- SOURCE EXCERPT:
>> BEGIN

By Oscar Holland, CNN

(CNN) — Last year, French photographer François Prost spent hours browsing Google Maps to plan a road trip documenting Japan’s “love hotels” — establishments found across the country that offer hourly rates and, most importantly for guests, privacy. But as he embarked on his 3,000-kilometer (1,864-mile) journey, they proved impossible to miss.

While some featured heart or lip-themed signage (or names like Hotel Passion, Hotel Joy or Hotel BabyKiss, to use a few examples from his trip), the hotels were most easily identified by playful architecture that is, counterintuitively, far from discreet.

“You can see spaceships, boats and also a big whale, which is very childish somehow,” said Prost in a Zoom interview from France. “And many, many of them are castles,” he added of the facades of around 200 love hotels captured in his new photography series.

While guests can rent rooms by the night, Japan’s love hotels also offer short-stay rates for “kyukei” or “rest.” They boomed after the country outlawed prostitution in 1958, a move that shuttered brothels and pushed the industry into alternative premises. Yet today, rather than being associated with sex work or infidelity, they primarily cater to couples living in small or shared family homes.

“There is, of course, a little bit of prostitution, but it’s mainly people — especially young people and young couples — going there to have privacy,” said Prost. His looped route wound down through Honshu and Shikoku (the largest and smallest of Japan’s four main islands, respectively) before returning to the capital, Tokyo.

“And nowadays, they’re not only for sex. They have also turned more to leisure (facilities), such as karaoke nightclubs.”

>> END

- INFORMATION SUPPLIED:
>> BEGIN

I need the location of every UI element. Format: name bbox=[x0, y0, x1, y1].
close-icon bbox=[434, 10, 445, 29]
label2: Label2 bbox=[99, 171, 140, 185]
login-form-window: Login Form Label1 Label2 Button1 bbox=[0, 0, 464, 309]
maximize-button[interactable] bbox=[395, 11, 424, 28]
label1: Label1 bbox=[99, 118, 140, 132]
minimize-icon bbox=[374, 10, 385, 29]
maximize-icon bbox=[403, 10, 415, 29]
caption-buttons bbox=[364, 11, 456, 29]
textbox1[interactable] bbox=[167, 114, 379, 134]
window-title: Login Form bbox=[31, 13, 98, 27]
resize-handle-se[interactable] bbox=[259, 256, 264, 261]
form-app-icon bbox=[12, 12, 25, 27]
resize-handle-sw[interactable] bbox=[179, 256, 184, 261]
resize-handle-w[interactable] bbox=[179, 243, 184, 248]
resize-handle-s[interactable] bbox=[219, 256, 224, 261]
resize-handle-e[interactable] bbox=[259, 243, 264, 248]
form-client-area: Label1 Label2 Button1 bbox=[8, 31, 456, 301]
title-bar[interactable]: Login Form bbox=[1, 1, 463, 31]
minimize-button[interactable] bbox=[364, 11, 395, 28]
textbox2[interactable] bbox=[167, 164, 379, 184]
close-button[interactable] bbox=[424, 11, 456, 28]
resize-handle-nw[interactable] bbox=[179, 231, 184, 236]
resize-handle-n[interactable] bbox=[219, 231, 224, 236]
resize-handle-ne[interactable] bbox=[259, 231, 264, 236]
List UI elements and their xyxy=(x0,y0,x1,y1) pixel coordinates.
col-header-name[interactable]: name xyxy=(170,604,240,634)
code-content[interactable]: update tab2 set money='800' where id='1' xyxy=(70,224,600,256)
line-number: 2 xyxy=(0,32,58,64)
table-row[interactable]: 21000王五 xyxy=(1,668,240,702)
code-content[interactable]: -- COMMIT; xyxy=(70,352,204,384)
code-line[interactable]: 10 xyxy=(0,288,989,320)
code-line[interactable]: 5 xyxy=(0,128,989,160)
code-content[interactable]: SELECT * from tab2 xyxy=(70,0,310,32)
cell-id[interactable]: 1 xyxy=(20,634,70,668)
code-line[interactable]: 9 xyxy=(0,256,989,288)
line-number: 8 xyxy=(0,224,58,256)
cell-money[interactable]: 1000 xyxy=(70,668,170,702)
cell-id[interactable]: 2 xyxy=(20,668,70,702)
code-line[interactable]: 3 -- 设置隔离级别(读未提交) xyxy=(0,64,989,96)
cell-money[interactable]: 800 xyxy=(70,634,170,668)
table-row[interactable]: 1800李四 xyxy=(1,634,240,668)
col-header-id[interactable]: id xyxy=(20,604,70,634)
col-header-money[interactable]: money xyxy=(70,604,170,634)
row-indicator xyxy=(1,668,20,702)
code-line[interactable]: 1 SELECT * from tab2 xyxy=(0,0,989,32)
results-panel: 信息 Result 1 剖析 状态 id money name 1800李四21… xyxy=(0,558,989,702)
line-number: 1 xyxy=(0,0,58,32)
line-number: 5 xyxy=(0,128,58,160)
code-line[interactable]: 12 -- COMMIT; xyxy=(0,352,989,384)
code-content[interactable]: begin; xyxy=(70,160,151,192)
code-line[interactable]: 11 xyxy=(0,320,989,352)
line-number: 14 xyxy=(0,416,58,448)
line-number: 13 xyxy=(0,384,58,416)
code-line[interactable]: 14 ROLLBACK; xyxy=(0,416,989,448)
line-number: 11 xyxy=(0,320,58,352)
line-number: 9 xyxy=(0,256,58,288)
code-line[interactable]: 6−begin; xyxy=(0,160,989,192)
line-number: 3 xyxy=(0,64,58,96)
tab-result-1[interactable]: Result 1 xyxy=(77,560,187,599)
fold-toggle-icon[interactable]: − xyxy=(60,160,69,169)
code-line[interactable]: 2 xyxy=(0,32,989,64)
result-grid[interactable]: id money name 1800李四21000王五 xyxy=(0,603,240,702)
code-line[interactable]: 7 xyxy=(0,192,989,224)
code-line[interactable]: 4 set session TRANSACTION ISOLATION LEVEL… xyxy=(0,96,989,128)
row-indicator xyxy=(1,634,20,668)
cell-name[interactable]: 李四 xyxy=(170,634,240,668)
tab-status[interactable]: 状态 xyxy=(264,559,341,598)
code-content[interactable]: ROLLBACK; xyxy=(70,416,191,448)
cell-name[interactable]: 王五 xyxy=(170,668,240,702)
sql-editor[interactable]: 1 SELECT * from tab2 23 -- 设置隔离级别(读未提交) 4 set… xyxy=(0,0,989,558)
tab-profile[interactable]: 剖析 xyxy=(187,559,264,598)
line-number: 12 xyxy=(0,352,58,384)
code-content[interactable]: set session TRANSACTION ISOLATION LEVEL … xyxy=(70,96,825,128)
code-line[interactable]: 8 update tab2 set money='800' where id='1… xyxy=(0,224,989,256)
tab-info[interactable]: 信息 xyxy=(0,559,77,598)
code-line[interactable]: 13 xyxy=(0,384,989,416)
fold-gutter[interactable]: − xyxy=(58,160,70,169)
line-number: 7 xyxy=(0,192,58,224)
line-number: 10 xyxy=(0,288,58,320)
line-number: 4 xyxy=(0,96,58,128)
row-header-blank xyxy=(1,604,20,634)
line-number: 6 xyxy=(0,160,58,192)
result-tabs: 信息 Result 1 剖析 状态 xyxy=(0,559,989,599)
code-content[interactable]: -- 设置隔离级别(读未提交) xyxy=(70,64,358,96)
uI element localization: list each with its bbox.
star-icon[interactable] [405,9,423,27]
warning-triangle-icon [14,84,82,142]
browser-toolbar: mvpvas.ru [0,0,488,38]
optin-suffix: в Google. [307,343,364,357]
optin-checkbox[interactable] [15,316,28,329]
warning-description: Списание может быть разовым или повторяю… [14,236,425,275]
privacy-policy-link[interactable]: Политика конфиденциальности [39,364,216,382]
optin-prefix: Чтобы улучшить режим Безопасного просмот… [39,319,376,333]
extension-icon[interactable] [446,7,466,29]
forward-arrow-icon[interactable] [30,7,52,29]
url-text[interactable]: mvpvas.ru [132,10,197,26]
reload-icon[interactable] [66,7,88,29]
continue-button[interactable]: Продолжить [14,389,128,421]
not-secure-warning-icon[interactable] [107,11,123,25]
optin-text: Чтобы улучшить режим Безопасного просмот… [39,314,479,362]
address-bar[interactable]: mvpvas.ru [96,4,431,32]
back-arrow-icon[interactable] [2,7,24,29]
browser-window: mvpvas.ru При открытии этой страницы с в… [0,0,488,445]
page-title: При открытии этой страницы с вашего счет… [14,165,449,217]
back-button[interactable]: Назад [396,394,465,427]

>> END

- TASKS:
1 > In the love hotels article, how many love hotel facades does Prost's new photography series capture?
2 > Extract from the love hotels article everything from "By Oscar Holland, CNN" down to "impossible to miss.", copied word for word.

- ANSWER LIST:
1 > Around 200.

2 >
By Oscar Holland, CNN

(CNN) — Last year, French photographer François Prost spent hours browsing Google Maps to plan a road trip documenting Japan’s “love hotels” — establishments found across the country that offer hourly rates and, most importantly for guests, privacy. But as he embarked on his 3,000-kilometer (1,864-mile) journey, they proved impossible to miss.